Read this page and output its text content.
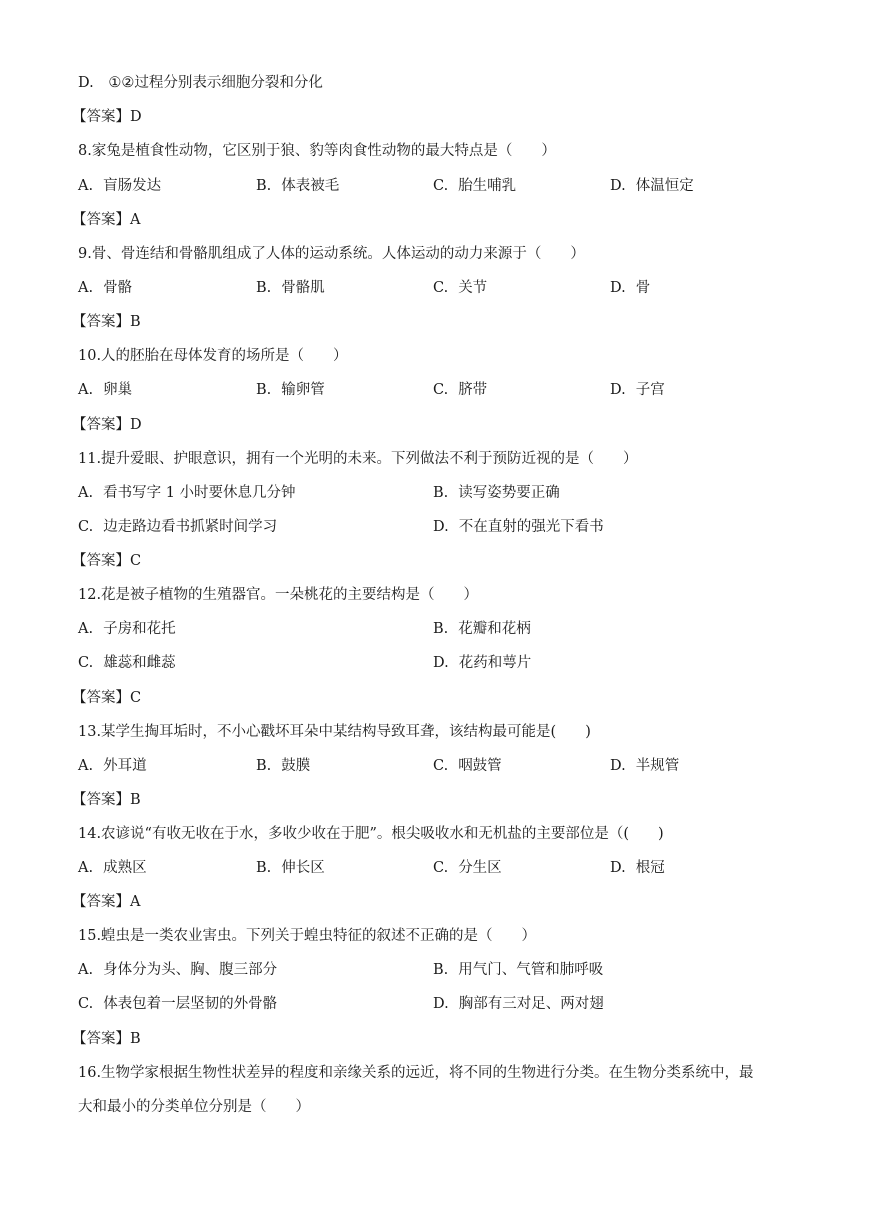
D. ①②过程分别表示细胞分裂和分化
【答案】D
8.家兔是植食性动物，它区别于狼、豹等肉食性动物的最大特点是（　　）
A. 盲肠发达	B. 体表被毛	C. 胎生哺乳	D. 体温恒定
【答案】A
9.骨、骨连结和骨骼肌组成了人体的运动系统。人体运动的动力来源于（　　）
A. 骨骼	B. 骨骼肌	C. 关节	D. 骨
【答案】B
10.人的胚胎在母体发育的场所是（　　）
A. 卵巢	B. 输卵管	C. 脐带	D. 子宫
【答案】D
11.提升爱眼、护眼意识，拥有一个光明的未来。下列做法不利于预防近视的是（　　）
A. 看书写字 1 小时要休息几分钟	B. 读写姿势要正确
C. 边走路边看书抓紧时间学习	D. 不在直射的强光下看书
【答案】C
12.花是被子植物的生殖器官。一朵桃花的主要结构是（　　）
A. 子房和花托	B. 花瓣和花柄
C. 雄蕊和雌蕊	D. 花药和萼片
【答案】C
13.某学生掏耳垢时，不小心戳坏耳朵中某结构导致耳聋，该结构最可能是(　　)
A. 外耳道	B. 鼓膜	C. 咽鼓管	D. 半规管
【答案】B
14.农谚说“有收无收在于水，多收少收在于肥”。根尖吸收水和无机盐的主要部位是（(　　)
A. 成熟区	B. 伸长区	C. 分生区	D. 根冠
【答案】A
15.蝗虫是一类农业害虫。下列关于蝗虫特征的叙述不正确的是（　　）
A. 身体分为头、胸、腹三部分	B. 用气门、气管和肺呼吸
C. 体表包着一层坚韧的外骨骼	D. 胸部有三对足、两对翅
【答案】B
16.生物学家根据生物性状差异的程度和亲缘关系的远近，将不同的生物进行分类。在生物分类系统中，最
大和最小的分类单位分别是（　　）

___

Description of the task — Restate the data above exactly, stripping out each image.

Expected answer —
Read this page and output its text content.
D. ①②过程分别表示细胞分裂和分化
【答案】D
8.家兔是植食性动物，它区别于狼、豹等肉食性动物的最大特点是（　　）
A. 盲肠发达	B. 体表被毛	C. 胎生哺乳	D. 体温恒定
【答案】A
9.骨、骨连结和骨骼肌组成了人体的运动系统。人体运动的动力来源于（　　）
A. 骨骼	B. 骨骼肌	C. 关节	D. 骨
【答案】B
10.人的胚胎在母体发育的场所是（　　）
A. 卵巢	B. 输卵管	C. 脐带	D. 子宫
【答案】D
11.提升爱眼、护眼意识，拥有一个光明的未来。下列做法不利于预防近视的是（　　）
A. 看书写字 1 小时要休息几分钟	B. 读写姿势要正确
C. 边走路边看书抓紧时间学习	D. 不在直射的强光下看书
【答案】C
12.花是被子植物的生殖器官。一朵桃花的主要结构是（　　）
A. 子房和花托	B. 花瓣和花柄
C. 雄蕊和雌蕊	D. 花药和萼片
【答案】C
13.某学生掏耳垢时，不小心戳坏耳朵中某结构导致耳聋，该结构最可能是(　　)
A. 外耳道	B. 鼓膜	C. 咽鼓管	D. 半规管
【答案】B
14.农谚说“有收无收在于水，多收少收在于肥”。根尖吸收水和无机盐的主要部位是（(　　)
A. 成熟区	B. 伸长区	C. 分生区	D. 根冠
【答案】A
15.蝗虫是一类农业害虫。下列关于蝗虫特征的叙述不正确的是（　　）
A. 身体分为头、胸、腹三部分	B. 用气门、气管和肺呼吸
C. 体表包着一层坚韧的外骨骼	D. 胸部有三对足、两对翅
【答案】B
16.生物学家根据生物性状差异的程度和亲缘关系的远近，将不同的生物进行分类。在生物分类系统中，最
大和最小的分类单位分别是（　　）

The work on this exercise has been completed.